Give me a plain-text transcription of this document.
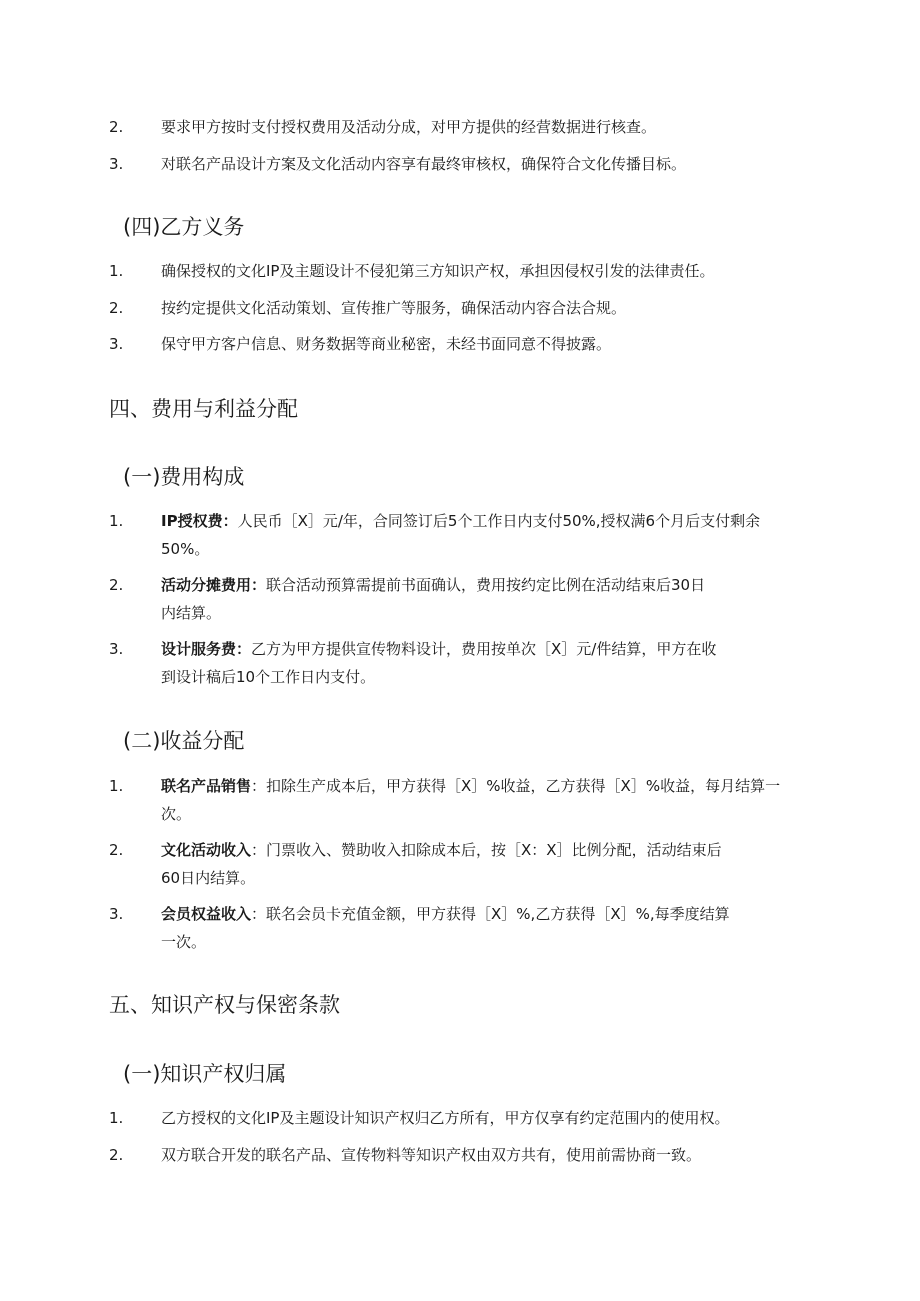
2.	要求甲方按时支付授权费用及活动分成，对甲方提供的经营数据进行核查。
3.	对联名产品设计方案及文化活动内容享有最终审核权，确保符合文化传播目标。
(四)乙方义务
1.	确保授权的文化IP及主题设计不侵犯第三方知识产权，承担因侵权引发的法律责任。
2.	按约定提供文化活动策划、宣传推广等服务，确保活动内容合法合规。
3.	保守甲方客户信息、财务数据等商业秘密，未经书面同意不得披露。
四、费用与利益分配
(一)费用构成
1.	IP授权费：人民币［X］元/年，合同签订后5个工作日内支付50%,授权满6个月后支付剩余
50%。
2.	活动分摊费用：联合活动预算需提前书面确认，费用按约定比例在活动结束后30日
内结算。
3.	设计服务费：乙方为甲方提供宣传物料设计，费用按单次［X］元/件结算，甲方在收
到设计稿后10个工作日内支付。
(二)收益分配
1.	联名产品销售：扣除生产成本后，甲方获得［X］%收益，乙方获得［X］%收益，每月结算一
次。
2.	文化活动收入：门票收入、赞助收入扣除成本后，按［X：X］比例分配，活动结束后
60日内结算。
3.	会员权益收入：联名会员卡充值金额，甲方获得［X］%,乙方获得［X］%,每季度结算
一次。
五、知识产权与保密条款
(一)知识产权归属
1.	乙方授权的文化IP及主题设计知识产权归乙方所有，甲方仅享有约定范围内的使用权。
2.	双方联合开发的联名产品、宣传物料等知识产权由双方共有，使用前需协商一致。
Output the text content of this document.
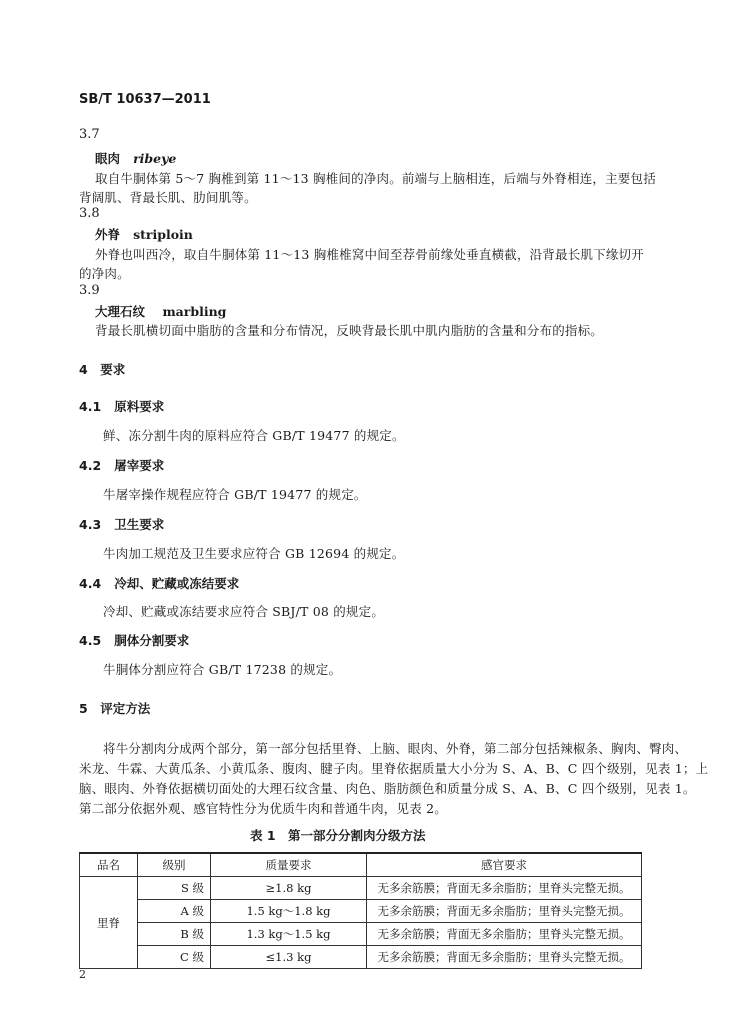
SB/T 10637—2011
3.7
眼肉 ribeye
取自牛胴体第 5～7 胸椎到第 11～13 胸椎间的净肉。前端与上脑相连，后端与外脊相连，主要包括
背阔肌、背最长肌、肋间肌等。
3.8
外脊 striploin
外脊也叫西冷，取自牛胴体第 11～13 胸椎椎窝中间至荐骨前缘处垂直横截，沿背最长肌下缘切开
的净肉。
3.9
大理石纹 marbling
背最长肌横切面中脂肪的含量和分布情况，反映背最长肌中肌内脂肪的含量和分布的指标。
4　要求
4.1 原料要求
鲜、冻分割牛肉的原料应符合 GB/T 19477 的规定。
4.2 屠宰要求
牛屠宰操作规程应符合 GB/T 19477 的规定。
4.3 卫生要求
牛肉加工规范及卫生要求应符合 GB 12694 的规定。
4.4 冷却、贮藏或冻结要求
冷却、贮藏或冻结要求应符合 SBJ/T 08 的规定。
4.5 胴体分割要求
牛胴体分割应符合 GB/T 17238 的规定。
5　评定方法
将牛分割肉分成两个部分，第一部分包括里脊、上脑、眼肉、外脊，第二部分包括辣椒条、胸肉、臀肉、
米龙、牛霖、大黄瓜条、小黄瓜条、腹肉、腱子肉。里脊依据质量大小分为 S、A、B、C 四个级别，见表 1；上
脑、眼肉、外脊依据横切面处的大理石纹含量、肉色、脂肪颜色和质量分成 S、A、B、C 四个级别，见表 1。
第二部分依据外观、感官特性分为优质牛肉和普通牛肉，见表 2。
表 1　第一部分分割肉分级方法
品名	级别	质量要求	感官要求
里脊	S 级	≥1.8 kg	无多余筋膜；背面无多余脂肪；里脊头完整无损。
	A 级	1.5 kg～1.8 kg	无多余筋膜；背面无多余脂肪；里脊头完整无损。
	B 级	1.3 kg～1.5 kg	无多余筋膜；背面无多余脂肪；里脊头完整无损。
	C 级	≤1.3 kg	无多余筋膜；背面无多余脂肪；里脊头完整无损。
2
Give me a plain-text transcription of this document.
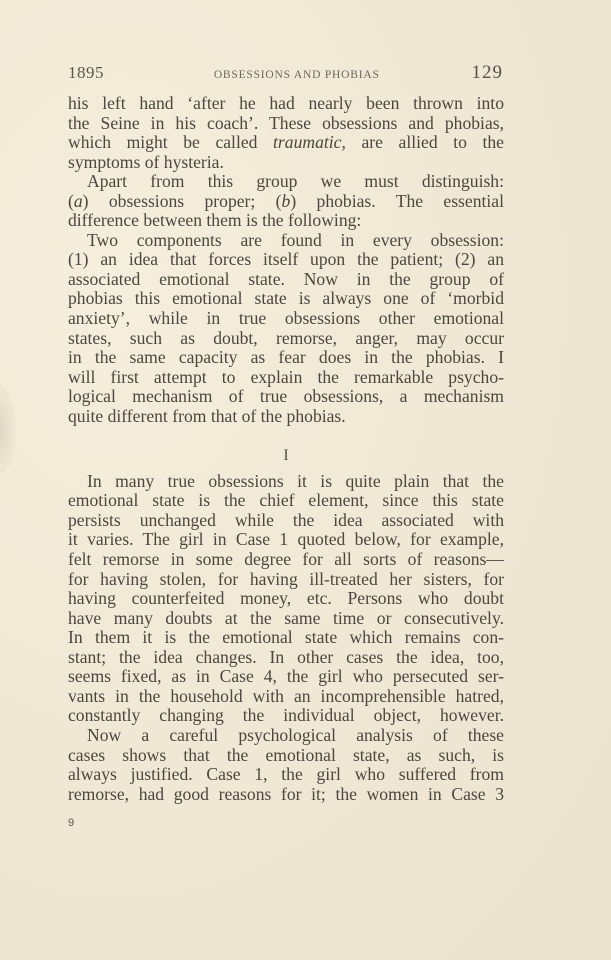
1895	OBSESSIONS AND PHOBIAS	129
his left hand ‘after he had nearly been thrown into
the Seine in his coach’. These obsessions and phobias,
which might be called traumatic, are allied to the
symptoms of hysteria.
Apart from this group we must distinguish:
(a) obsessions proper; (b) phobias. The essential
difference between them is the following:
Two components are found in every obsession:
(1) an idea that forces itself upon the patient; (2) an
associated emotional state. Now in the group of
phobias this emotional state is always one of ‘morbid
anxiety’, while in true obsessions other emotional
states, such as doubt, remorse, anger, may occur
in the same capacity as fear does in the phobias. I
will first attempt to explain the remarkable psycho-
logical mechanism of true obsessions, a mechanism
quite different from that of the phobias.
I
In many true obsessions it is quite plain that the
emotional state is the chief element, since this state
persists unchanged while the idea associated with
it varies. The girl in Case 1 quoted below, for example,
felt remorse in some degree for all sorts of reasons—
for having stolen, for having ill-treated her sisters, for
having counterfeited money, etc. Persons who doubt
have many doubts at the same time or consecutively.
In them it is the emotional state which remains con-
stant; the idea changes. In other cases the idea, too,
seems fixed, as in Case 4, the girl who persecuted ser-
vants in the household with an incomprehensible hatred,
constantly changing the individual object, however.
Now a careful psychological analysis of these
cases shows that the emotional state, as such, is
always justified. Case 1, the girl who suffered from
remorse, had good reasons for it; the women in Case 3
9
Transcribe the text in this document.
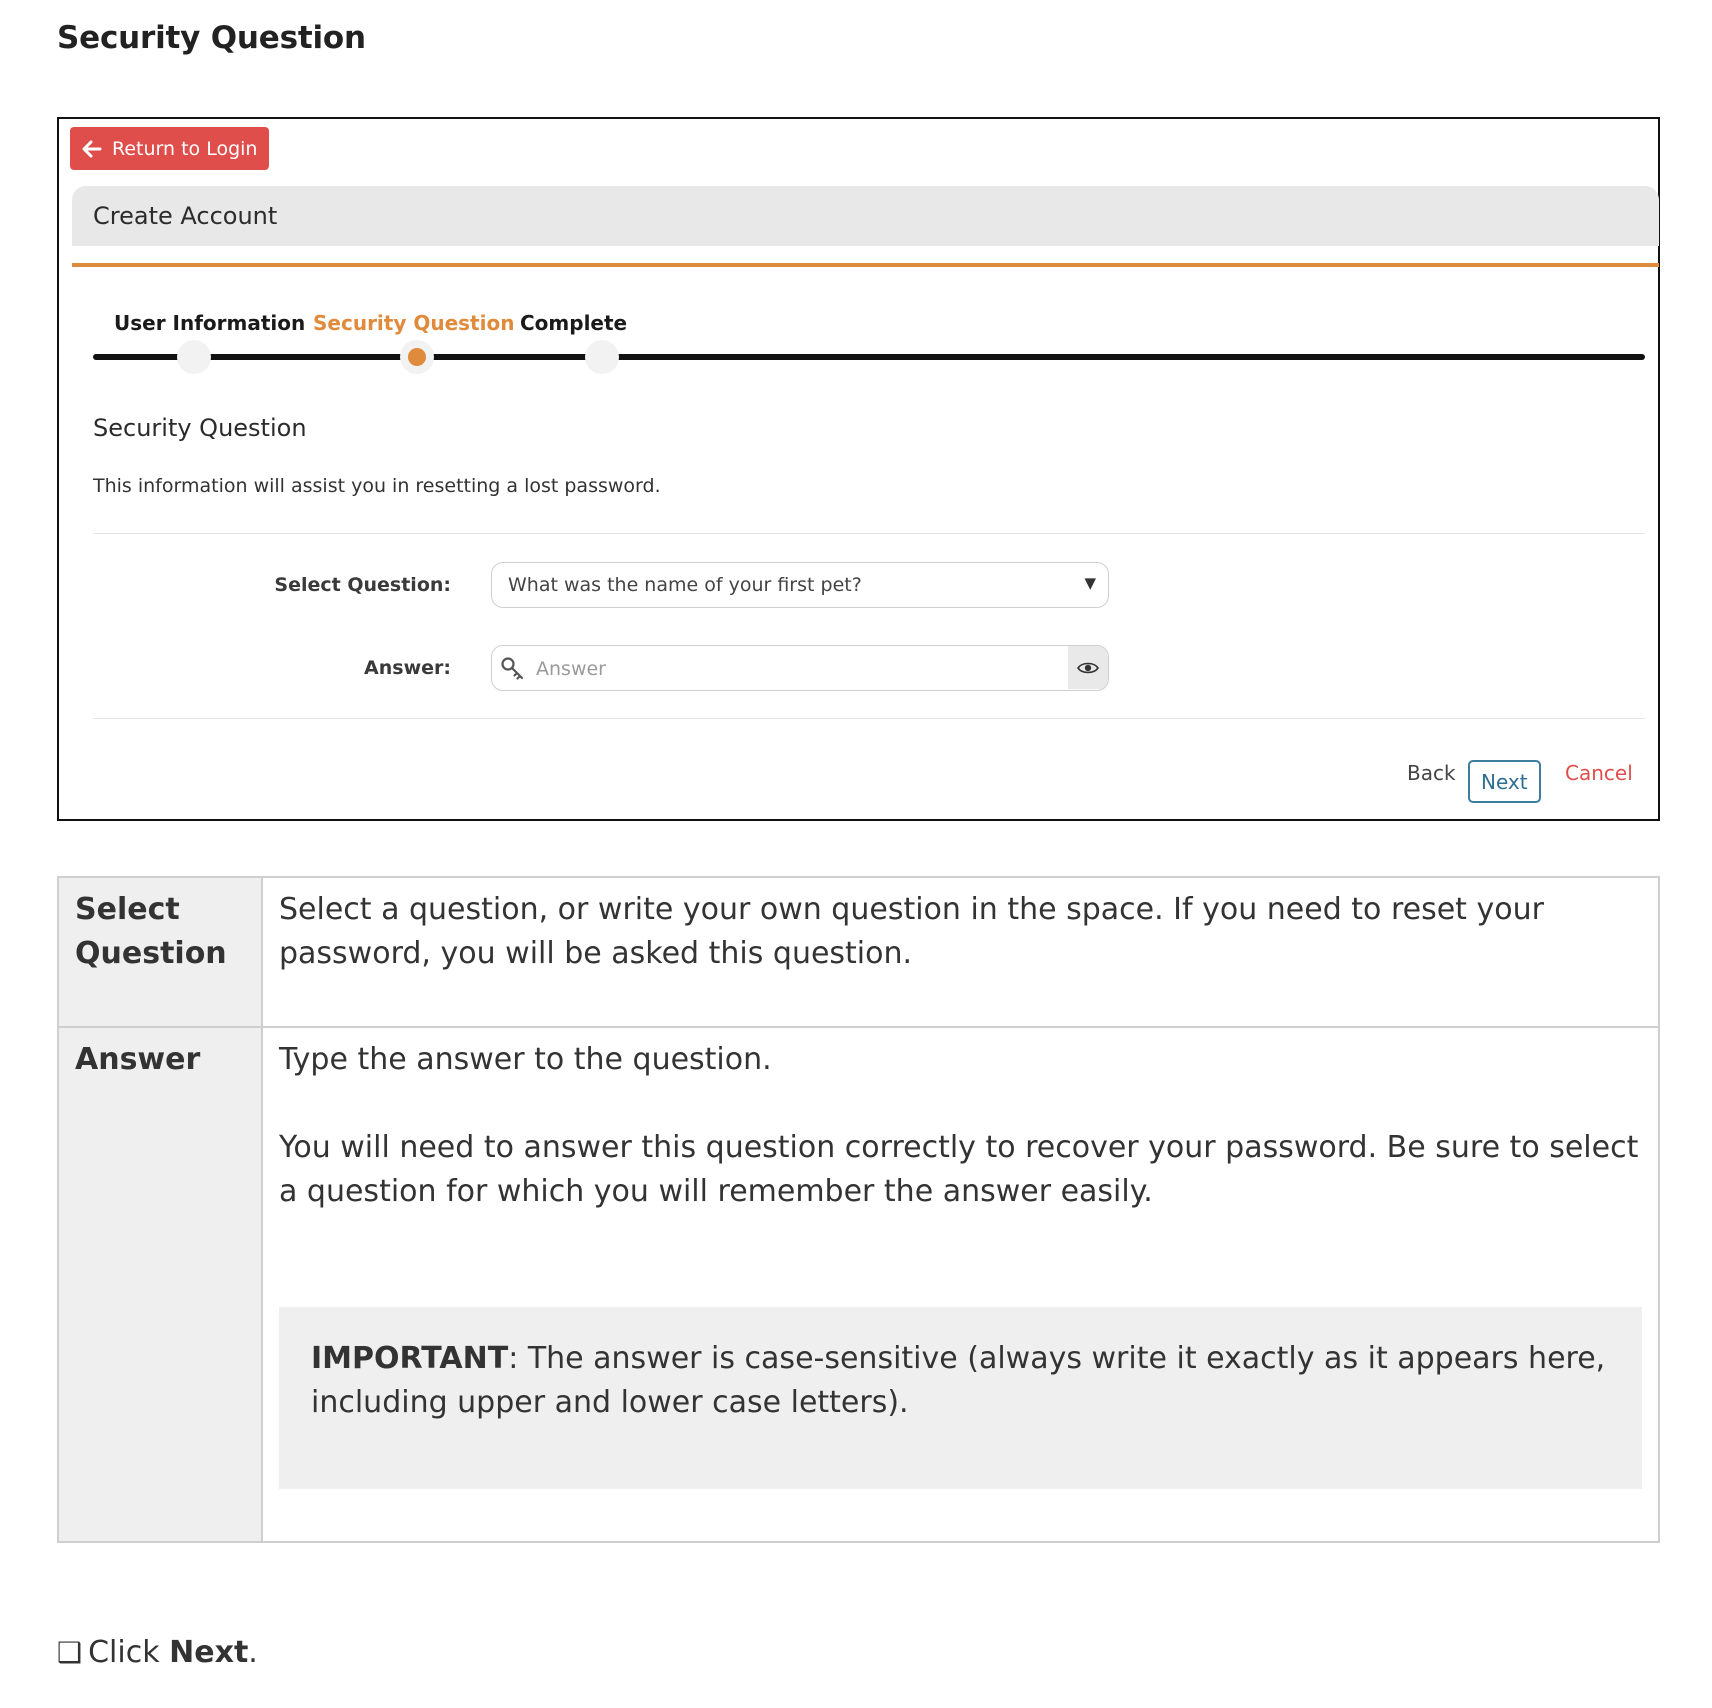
Security Question
Return to Login
Create Account
User Information Security Question Complete
Security Question

This information will assist you in resetting a lost password.

Select Question:	What was the name of your first pet?	▼
Answer:
Answer
Back	Next	Cancel
Select Question	Select a question, or write your own question in the space. If you need to reset your password, you will be asked this question.

Answer	Type the answer to the question.

You will need to answer this question correctly to recover your password. Be sure to select a question for which you will remember the answer easily.

IMPORTANT: The answer is case-sensitive (always write it exactly as it appears here, including upper and lower case letters).

❑ Click Next.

## [PROBLEM TO SOLVE]
Beginning with the line that contains "Transcribe the text in this document.", repeat every remaining line of the data exactly, the last line included, and omit pictures.

## [WRITTEN ANSWER]
Transcribe the text in this document.
Security Question
Return to Login
Create Account
User Information Security Question Complete
Security Question

This information will assist you in resetting a lost password.

Select Question:	What was the name of your first pet?	▼
Answer:
Answer
Back	Next	Cancel
Select Question	Select a question, or write your own question in the space. If you need to reset your password, you will be asked this question.

Answer	Type the answer to the question.

You will need to answer this question correctly to recover your password. Be sure to select a question for which you will remember the answer easily.

IMPORTANT: The answer is case-sensitive (always write it exactly as it appears here, including upper and lower case letters).

❑ Click Next.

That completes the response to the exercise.